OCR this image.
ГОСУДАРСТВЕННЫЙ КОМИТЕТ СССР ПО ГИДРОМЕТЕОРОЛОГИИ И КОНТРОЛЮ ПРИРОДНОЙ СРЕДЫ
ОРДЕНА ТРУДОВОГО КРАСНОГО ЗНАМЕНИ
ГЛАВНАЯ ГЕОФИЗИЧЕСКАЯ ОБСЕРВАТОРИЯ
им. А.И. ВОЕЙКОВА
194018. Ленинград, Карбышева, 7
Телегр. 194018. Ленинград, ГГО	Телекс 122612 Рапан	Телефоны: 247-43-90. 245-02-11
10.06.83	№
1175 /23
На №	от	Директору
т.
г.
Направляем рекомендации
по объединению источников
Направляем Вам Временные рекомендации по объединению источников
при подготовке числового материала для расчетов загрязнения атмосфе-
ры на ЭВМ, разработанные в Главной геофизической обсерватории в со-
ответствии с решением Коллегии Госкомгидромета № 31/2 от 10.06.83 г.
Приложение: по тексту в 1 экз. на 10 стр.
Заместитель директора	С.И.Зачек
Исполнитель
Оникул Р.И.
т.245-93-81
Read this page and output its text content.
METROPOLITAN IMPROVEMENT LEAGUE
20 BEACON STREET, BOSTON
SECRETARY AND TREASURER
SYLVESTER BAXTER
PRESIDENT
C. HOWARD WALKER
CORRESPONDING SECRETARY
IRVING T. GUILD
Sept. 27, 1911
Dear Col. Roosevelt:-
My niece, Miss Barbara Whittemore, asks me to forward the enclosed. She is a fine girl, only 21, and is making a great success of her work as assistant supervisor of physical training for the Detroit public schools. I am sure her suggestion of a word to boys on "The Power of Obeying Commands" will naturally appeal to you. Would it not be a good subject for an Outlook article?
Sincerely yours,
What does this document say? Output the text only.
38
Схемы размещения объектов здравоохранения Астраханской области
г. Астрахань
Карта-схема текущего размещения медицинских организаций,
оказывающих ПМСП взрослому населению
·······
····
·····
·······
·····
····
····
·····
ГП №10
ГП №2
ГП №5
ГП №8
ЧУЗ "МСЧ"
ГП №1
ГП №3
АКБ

───

▸ TO DO
Print the listing above in its entirety, with every line exact.

▸ RESULT
OCR this image.
ГОСУДАРСТВЕННЫЙ КОМИТЕТ СССР ПО ГИДРОМЕТЕОРОЛОГИИ И КОНТРОЛЮ ПРИРОДНОЙ СРЕДЫ
ОРДЕНА ТРУДОВОГО КРАСНОГО ЗНАМЕНИ
ГЛАВНАЯ ГЕОФИЗИЧЕСКАЯ ОБСЕРВАТОРИЯ
им. А.И. ВОЕЙКОВА
194018. Ленинград, Карбышева, 7
Телегр. 194018. Ленинград, ГГО	Телекс 122612 Рапан	Телефоны: 247-43-90. 245-02-11
10.06.83	№
1175 /23
На №	от	Директору
т.
г.
Направляем рекомендации
по объединению источников
Направляем Вам Временные рекомендации по объединению источников
при подготовке числового материала для расчетов загрязнения атмосфе-
ры на ЭВМ, разработанные в Главной геофизической обсерватории в со-
ответствии с решением Коллегии Госкомгидромета № 31/2 от 10.06.83 г.
Приложение: по тексту в 1 экз. на 10 стр.
Заместитель директора	С.И.Зачек
Исполнитель
Оникул Р.И.
т.245-93-81
Read this page and output its text content.
METROPOLITAN IMPROVEMENT LEAGUE
20 BEACON STREET, BOSTON
SECRETARY AND TREASURER
SYLVESTER BAXTER
PRESIDENT
C. HOWARD WALKER
CORRESPONDING SECRETARY
IRVING T. GUILD
Sept. 27, 1911
Dear Col. Roosevelt:-
My niece, Miss Barbara Whittemore, asks me to forward the enclosed. She is a fine girl, only 21, and is making a great success of her work as assistant supervisor of physical training for the Detroit public schools. I am sure her suggestion of a word to boys on "The Power of Obeying Commands" will naturally appeal to you. Would it not be a good subject for an Outlook article?
Sincerely yours,
What does this document say? Output the text only.
38
Схемы размещения объектов здравоохранения Астраханской области
г. Астрахань
Карта-схема текущего размещения медицинских организаций,
оказывающих ПМСП взрослому населению
·······
····
·····
·······
·····
····
····
·····
ГП №10
ГП №2
ГП №5
ГП №8
ЧУЗ "МСЧ"
ГП №1
ГП №3
АКБ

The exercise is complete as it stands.